■ Recorded information ■
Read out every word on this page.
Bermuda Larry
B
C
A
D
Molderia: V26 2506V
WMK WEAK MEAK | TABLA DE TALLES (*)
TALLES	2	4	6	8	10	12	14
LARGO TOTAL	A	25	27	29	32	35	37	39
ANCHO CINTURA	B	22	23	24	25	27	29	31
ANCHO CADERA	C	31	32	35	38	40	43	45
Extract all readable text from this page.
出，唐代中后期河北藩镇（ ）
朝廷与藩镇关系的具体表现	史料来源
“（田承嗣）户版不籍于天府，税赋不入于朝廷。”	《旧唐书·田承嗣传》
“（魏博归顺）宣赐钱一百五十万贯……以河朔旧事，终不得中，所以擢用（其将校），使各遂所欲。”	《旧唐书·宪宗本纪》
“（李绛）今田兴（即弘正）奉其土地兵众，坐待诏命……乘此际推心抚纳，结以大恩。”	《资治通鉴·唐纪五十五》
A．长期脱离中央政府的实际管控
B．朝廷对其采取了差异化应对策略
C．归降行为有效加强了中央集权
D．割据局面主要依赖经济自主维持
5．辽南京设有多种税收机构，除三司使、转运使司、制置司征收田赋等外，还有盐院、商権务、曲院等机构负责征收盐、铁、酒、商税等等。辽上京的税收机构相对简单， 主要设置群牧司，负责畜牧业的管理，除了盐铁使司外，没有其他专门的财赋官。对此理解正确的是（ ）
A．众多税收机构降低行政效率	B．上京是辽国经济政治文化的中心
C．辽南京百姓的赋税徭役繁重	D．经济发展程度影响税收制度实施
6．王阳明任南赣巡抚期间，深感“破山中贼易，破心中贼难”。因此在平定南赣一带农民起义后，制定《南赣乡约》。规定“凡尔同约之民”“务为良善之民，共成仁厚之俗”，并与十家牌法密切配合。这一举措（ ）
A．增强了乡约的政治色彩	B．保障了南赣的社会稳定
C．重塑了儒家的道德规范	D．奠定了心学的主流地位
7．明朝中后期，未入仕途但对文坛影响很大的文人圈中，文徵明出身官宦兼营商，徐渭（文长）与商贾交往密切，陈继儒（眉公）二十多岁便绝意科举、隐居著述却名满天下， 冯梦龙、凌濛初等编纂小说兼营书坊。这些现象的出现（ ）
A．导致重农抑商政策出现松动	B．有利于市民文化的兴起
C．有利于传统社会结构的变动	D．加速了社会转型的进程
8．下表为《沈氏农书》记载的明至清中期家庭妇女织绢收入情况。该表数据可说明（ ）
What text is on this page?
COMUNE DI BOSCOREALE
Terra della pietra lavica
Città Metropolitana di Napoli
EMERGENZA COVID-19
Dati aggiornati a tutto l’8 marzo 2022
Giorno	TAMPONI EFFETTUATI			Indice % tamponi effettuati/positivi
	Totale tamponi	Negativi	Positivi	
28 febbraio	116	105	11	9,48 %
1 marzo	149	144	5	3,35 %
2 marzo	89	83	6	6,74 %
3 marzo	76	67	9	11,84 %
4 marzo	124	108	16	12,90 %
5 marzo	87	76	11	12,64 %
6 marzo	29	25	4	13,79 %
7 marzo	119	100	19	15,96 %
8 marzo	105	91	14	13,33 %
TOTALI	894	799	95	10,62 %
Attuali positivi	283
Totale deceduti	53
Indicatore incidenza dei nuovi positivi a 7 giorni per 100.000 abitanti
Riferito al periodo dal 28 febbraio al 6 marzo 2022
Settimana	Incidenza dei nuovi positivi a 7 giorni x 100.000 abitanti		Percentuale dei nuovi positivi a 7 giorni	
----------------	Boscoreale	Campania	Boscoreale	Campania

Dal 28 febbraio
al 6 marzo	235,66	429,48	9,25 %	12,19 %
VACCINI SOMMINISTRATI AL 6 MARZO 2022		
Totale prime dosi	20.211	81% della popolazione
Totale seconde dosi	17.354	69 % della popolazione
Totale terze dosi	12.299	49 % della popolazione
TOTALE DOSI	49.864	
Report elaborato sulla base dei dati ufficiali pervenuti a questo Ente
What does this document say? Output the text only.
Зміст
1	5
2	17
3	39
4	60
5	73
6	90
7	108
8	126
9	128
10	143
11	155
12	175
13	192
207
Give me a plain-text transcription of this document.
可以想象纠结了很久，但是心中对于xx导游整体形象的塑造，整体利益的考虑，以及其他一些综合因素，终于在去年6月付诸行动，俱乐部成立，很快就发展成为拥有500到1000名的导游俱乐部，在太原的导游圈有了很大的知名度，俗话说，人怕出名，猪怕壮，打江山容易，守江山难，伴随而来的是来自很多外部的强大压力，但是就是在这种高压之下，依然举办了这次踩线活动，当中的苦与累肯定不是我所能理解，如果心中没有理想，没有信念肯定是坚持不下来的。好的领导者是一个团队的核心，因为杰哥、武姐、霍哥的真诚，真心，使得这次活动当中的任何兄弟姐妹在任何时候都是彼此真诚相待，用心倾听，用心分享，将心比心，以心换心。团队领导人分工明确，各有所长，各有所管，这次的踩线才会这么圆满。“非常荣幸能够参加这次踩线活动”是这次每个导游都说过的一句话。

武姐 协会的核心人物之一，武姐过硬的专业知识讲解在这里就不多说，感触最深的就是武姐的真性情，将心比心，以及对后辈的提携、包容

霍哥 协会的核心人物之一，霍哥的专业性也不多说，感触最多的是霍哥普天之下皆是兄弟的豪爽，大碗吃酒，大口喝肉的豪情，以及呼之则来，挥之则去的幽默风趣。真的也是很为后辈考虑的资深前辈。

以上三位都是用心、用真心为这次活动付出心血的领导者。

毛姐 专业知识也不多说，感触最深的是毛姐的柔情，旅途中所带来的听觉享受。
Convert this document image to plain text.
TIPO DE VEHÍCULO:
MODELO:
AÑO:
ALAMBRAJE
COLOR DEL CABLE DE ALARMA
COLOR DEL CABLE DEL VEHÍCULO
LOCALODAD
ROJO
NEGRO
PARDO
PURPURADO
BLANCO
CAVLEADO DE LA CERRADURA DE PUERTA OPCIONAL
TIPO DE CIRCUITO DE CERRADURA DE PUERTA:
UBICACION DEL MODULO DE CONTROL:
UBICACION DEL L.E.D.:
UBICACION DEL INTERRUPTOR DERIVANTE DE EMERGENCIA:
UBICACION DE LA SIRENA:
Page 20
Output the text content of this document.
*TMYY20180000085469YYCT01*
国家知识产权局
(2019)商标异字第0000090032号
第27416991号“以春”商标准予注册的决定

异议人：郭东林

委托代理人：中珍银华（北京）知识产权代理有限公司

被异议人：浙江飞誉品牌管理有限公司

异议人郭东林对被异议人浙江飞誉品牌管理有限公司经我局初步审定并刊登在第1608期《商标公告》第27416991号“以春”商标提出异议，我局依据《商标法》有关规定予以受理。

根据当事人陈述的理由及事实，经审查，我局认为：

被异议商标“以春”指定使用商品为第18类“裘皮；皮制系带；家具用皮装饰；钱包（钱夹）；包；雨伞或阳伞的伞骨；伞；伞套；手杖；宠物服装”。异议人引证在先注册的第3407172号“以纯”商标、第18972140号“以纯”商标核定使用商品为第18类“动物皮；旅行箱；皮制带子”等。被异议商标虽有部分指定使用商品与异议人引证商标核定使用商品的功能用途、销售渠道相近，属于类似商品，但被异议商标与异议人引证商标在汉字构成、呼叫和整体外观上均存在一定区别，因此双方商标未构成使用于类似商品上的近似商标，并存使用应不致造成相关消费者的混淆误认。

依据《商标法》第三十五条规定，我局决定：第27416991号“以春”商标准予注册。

■ Goal ■
Set down the entries above again, word for word.

■ Exercise solution ■
Read out every word on this page.
Bermuda Larry
B
C
A
D
Molderia: V26 2506V
WMK WEAK MEAK | TABLA DE TALLES (*)
TALLES	2	4	6	8	10	12	14
LARGO TOTAL	A	25	27	29	32	35	37	39
ANCHO CINTURA	B	22	23	24	25	27	29	31
ANCHO CADERA	C	31	32	35	38	40	43	45
Extract all readable text from this page.
出，唐代中后期河北藩镇（ ）
朝廷与藩镇关系的具体表现	史料来源
“（田承嗣）户版不籍于天府，税赋不入于朝廷。”	《旧唐书·田承嗣传》
“（魏博归顺）宣赐钱一百五十万贯……以河朔旧事，终不得中，所以擢用（其将校），使各遂所欲。”	《旧唐书·宪宗本纪》
“（李绛）今田兴（即弘正）奉其土地兵众，坐待诏命……乘此际推心抚纳，结以大恩。”	《资治通鉴·唐纪五十五》
A．长期脱离中央政府的实际管控
B．朝廷对其采取了差异化应对策略
C．归降行为有效加强了中央集权
D．割据局面主要依赖经济自主维持
5．辽南京设有多种税收机构，除三司使、转运使司、制置司征收田赋等外，还有盐院、商権务、曲院等机构负责征收盐、铁、酒、商税等等。辽上京的税收机构相对简单， 主要设置群牧司，负责畜牧业的管理，除了盐铁使司外，没有其他专门的财赋官。对此理解正确的是（ ）
A．众多税收机构降低行政效率	B．上京是辽国经济政治文化的中心
C．辽南京百姓的赋税徭役繁重	D．经济发展程度影响税收制度实施
6．王阳明任南赣巡抚期间，深感“破山中贼易，破心中贼难”。因此在平定南赣一带农民起义后，制定《南赣乡约》。规定“凡尔同约之民”“务为良善之民，共成仁厚之俗”，并与十家牌法密切配合。这一举措（ ）
A．增强了乡约的政治色彩	B．保障了南赣的社会稳定
C．重塑了儒家的道德规范	D．奠定了心学的主流地位
7．明朝中后期，未入仕途但对文坛影响很大的文人圈中，文徵明出身官宦兼营商，徐渭（文长）与商贾交往密切，陈继儒（眉公）二十多岁便绝意科举、隐居著述却名满天下， 冯梦龙、凌濛初等编纂小说兼营书坊。这些现象的出现（ ）
A．导致重农抑商政策出现松动	B．有利于市民文化的兴起
C．有利于传统社会结构的变动	D．加速了社会转型的进程
8．下表为《沈氏农书》记载的明至清中期家庭妇女织绢收入情况。该表数据可说明（ ）
What text is on this page?
COMUNE DI BOSCOREALE
Terra della pietra lavica
Città Metropolitana di Napoli
EMERGENZA COVID-19
Dati aggiornati a tutto l’8 marzo 2022
Giorno	TAMPONI EFFETTUATI			Indice % tamponi effettuati/positivi
	Totale tamponi	Negativi	Positivi	
28 febbraio	116	105	11	9,48 %
1 marzo	149	144	5	3,35 %
2 marzo	89	83	6	6,74 %
3 marzo	76	67	9	11,84 %
4 marzo	124	108	16	12,90 %
5 marzo	87	76	11	12,64 %
6 marzo	29	25	4	13,79 %
7 marzo	119	100	19	15,96 %
8 marzo	105	91	14	13,33 %
TOTALI	894	799	95	10,62 %
Attuali positivi	283
Totale deceduti	53
Indicatore incidenza dei nuovi positivi a 7 giorni per 100.000 abitanti
Riferito al periodo dal 28 febbraio al 6 marzo 2022
Settimana	Incidenza dei nuovi positivi a 7 giorni x 100.000 abitanti		Percentuale dei nuovi positivi a 7 giorni	
----------------	Boscoreale	Campania	Boscoreale	Campania

Dal 28 febbraio
al 6 marzo	235,66	429,48	9,25 %	12,19 %
VACCINI SOMMINISTRATI AL 6 MARZO 2022		
Totale prime dosi	20.211	81% della popolazione
Totale seconde dosi	17.354	69 % della popolazione
Totale terze dosi	12.299	49 % della popolazione
TOTALE DOSI	49.864	
Report elaborato sulla base dei dati ufficiali pervenuti a questo Ente
What does this document say? Output the text only.
Зміст
1	5
2	17
3	39
4	60
5	73
6	90
7	108
8	126
9	128
10	143
11	155
12	175
13	192
207
Give me a plain-text transcription of this document.
可以想象纠结了很久，但是心中对于xx导游整体形象的塑造，整体利益的考虑，以及其他一些综合因素，终于在去年6月付诸行动，俱乐部成立，很快就发展成为拥有500到1000名的导游俱乐部，在太原的导游圈有了很大的知名度，俗话说，人怕出名，猪怕壮，打江山容易，守江山难，伴随而来的是来自很多外部的强大压力，但是就是在这种高压之下，依然举办了这次踩线活动，当中的苦与累肯定不是我所能理解，如果心中没有理想，没有信念肯定是坚持不下来的。好的领导者是一个团队的核心，因为杰哥、武姐、霍哥的真诚，真心，使得这次活动当中的任何兄弟姐妹在任何时候都是彼此真诚相待，用心倾听，用心分享，将心比心，以心换心。团队领导人分工明确，各有所长，各有所管，这次的踩线才会这么圆满。“非常荣幸能够参加这次踩线活动”是这次每个导游都说过的一句话。

武姐 协会的核心人物之一，武姐过硬的专业知识讲解在这里就不多说，感触最深的就是武姐的真性情，将心比心，以及对后辈的提携、包容

霍哥 协会的核心人物之一，霍哥的专业性也不多说，感触最多的是霍哥普天之下皆是兄弟的豪爽，大碗吃酒，大口喝肉的豪情，以及呼之则来，挥之则去的幽默风趣。真的也是很为后辈考虑的资深前辈。

以上三位都是用心、用真心为这次活动付出心血的领导者。

毛姐 专业知识也不多说，感触最深的是毛姐的柔情，旅途中所带来的听觉享受。
Convert this document image to plain text.
TIPO DE VEHÍCULO:
MODELO:
AÑO:
ALAMBRAJE
COLOR DEL CABLE DE ALARMA
COLOR DEL CABLE DEL VEHÍCULO
LOCALODAD
ROJO
NEGRO
PARDO
PURPURADO
BLANCO
CAVLEADO DE LA CERRADURA DE PUERTA OPCIONAL
TIPO DE CIRCUITO DE CERRADURA DE PUERTA:
UBICACION DEL MODULO DE CONTROL:
UBICACION DEL L.E.D.:
UBICACION DEL INTERRUPTOR DERIVANTE DE EMERGENCIA:
UBICACION DE LA SIRENA:
Page 20
Output the text content of this document.
*TMYY20180000085469YYCT01*
国家知识产权局
(2019)商标异字第0000090032号
第27416991号“以春”商标准予注册的决定

异议人：郭东林

委托代理人：中珍银华（北京）知识产权代理有限公司

被异议人：浙江飞誉品牌管理有限公司

异议人郭东林对被异议人浙江飞誉品牌管理有限公司经我局初步审定并刊登在第1608期《商标公告》第27416991号“以春”商标提出异议，我局依据《商标法》有关规定予以受理。

根据当事人陈述的理由及事实，经审查，我局认为：

被异议商标“以春”指定使用商品为第18类“裘皮；皮制系带；家具用皮装饰；钱包（钱夹）；包；雨伞或阳伞的伞骨；伞；伞套；手杖；宠物服装”。异议人引证在先注册的第3407172号“以纯”商标、第18972140号“以纯”商标核定使用商品为第18类“动物皮；旅行箱；皮制带子”等。被异议商标虽有部分指定使用商品与异议人引证商标核定使用商品的功能用途、销售渠道相近，属于类似商品，但被异议商标与异议人引证商标在汉字构成、呼叫和整体外观上均存在一定区别，因此双方商标未构成使用于类似商品上的近似商标，并存使用应不致造成相关消费者的混淆误认。

依据《商标法》第三十五条规定，我局决定：第27416991号“以春”商标准予注册。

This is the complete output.